Tugas Anda -
Berdasarkan kutipan tentang mediasi perkara dan sidang tanpa kehadiran tergugat di bawah, sampai kapan para pihak masih dapat menempuh upaya perdamaian terhadap perkara yang sedang diperiksa pada tingkat banding, kasasi, dan peninjauan kembali?

Kutipan Teks -
_ _ _ _ _ _ _
Jenis perkara yang dimediasi adalah semua perkara gugatan wajib terlebih dahulu diselesaikan melalui perdamaian dengan bantuan mediator, terkecuali perkara yang diselesaikan melalui prosedur pengadilan niaga,pengadilan hubungan industrial,keberatan atas putusan Badan Penyelesaian Sengketa Konsumen, dan keberatan atas putusan Komisi Pengawas Persaingan Usaha.
Para pihak atas dasar kesepakatan mereka, dapat menempuh upaya perdamaian terhadap perkara yang sedang dalam proses banding,kasasi,atau peninjauan kembali atau terhadap perkara yang sedang diperiksa pada tingkat banding,kasasi, dan peninjauan kembali sepanjang perkara itu belum diputus.
4 .SIDANG LANJUTAN DALAM HAL PERDAMAIAN TIDAK TERCAPAI DENGAN KEMUNGKINAN TERGUGAT TIDAK HADIR.
a) Sidang tanpa kehadiran tergugat
Pada hari persidangan yang telah ditetapkan ternyata tergugat atau para tergugat tidak hadir tanpa alasan yang sah meskipun telah dipanggil dengan patut dan sah, tidak juga menunjuk seorang kuasa untuk hadir mewakilinya, maka sidang dilanjutkan dengan membacakan surat gugatan tanpa kehadiran tergugat dengan terlebih dahulu menanyakan kepada penggugat apakah ada perubahan terhadap gugatannya atau tetap pada gugatan yang telah diajukannya tersebut.
b) Pembuatan akta bukti dan acara pembuktian
Karena tergugat tidak hadir dipersidangan meskipun telah dipanggil dengan patut dan sah maka tergugat dianggap tidak menggunakan hak-haknya untuk menjawab atau membantah semua dalil-dalil gugatan penggugat,otomatis proses penyelesaian perkara berjalan sepihak tidak ada jawab-jinawab, replik-duplik, dan langsung pada acara pembuktian berupa pengajuan bukti-bukti surat berupa foto copy dicocokkan dengan aslinya, dibubuhi meterai cukup diberi tanda sesuai jumlah surat bukti yang diajukan misalnya P1 s/d P10,selain bukti berupa surat dapat diajukan bukti saksi dan ahli sesuai kebutuhan untuk membuktikan posita gugatan penggugat.
_ _ _ _ _ _ _
Bahan yang Diberikan -
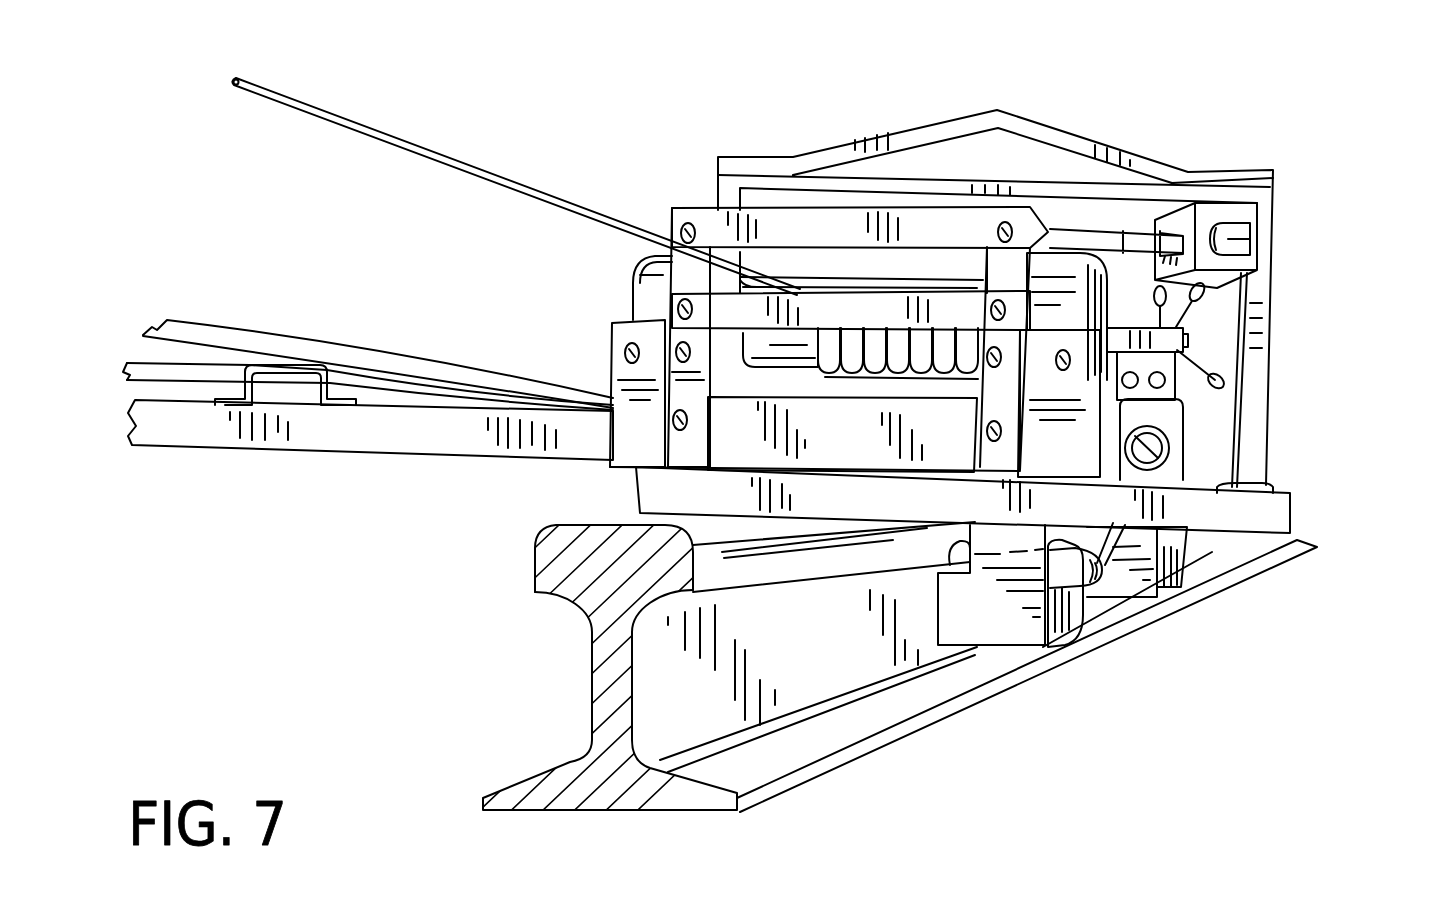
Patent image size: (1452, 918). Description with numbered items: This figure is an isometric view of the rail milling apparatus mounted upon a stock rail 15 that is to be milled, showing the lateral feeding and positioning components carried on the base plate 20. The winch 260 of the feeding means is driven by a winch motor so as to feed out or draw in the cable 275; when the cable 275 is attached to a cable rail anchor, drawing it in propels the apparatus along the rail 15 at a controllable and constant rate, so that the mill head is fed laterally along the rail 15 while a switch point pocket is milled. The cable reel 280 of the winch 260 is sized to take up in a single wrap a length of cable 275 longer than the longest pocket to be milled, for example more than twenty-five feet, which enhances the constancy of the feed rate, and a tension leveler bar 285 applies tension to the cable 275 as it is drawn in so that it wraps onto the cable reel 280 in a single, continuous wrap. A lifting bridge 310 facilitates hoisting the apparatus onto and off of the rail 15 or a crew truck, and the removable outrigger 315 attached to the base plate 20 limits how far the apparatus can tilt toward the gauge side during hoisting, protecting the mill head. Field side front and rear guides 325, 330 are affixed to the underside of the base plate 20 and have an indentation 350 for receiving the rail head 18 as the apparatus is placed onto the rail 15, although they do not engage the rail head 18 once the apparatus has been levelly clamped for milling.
_ _ _ _ _ _ _
Hasil Jawaban -
Sepanjang perkara itu belum diputus.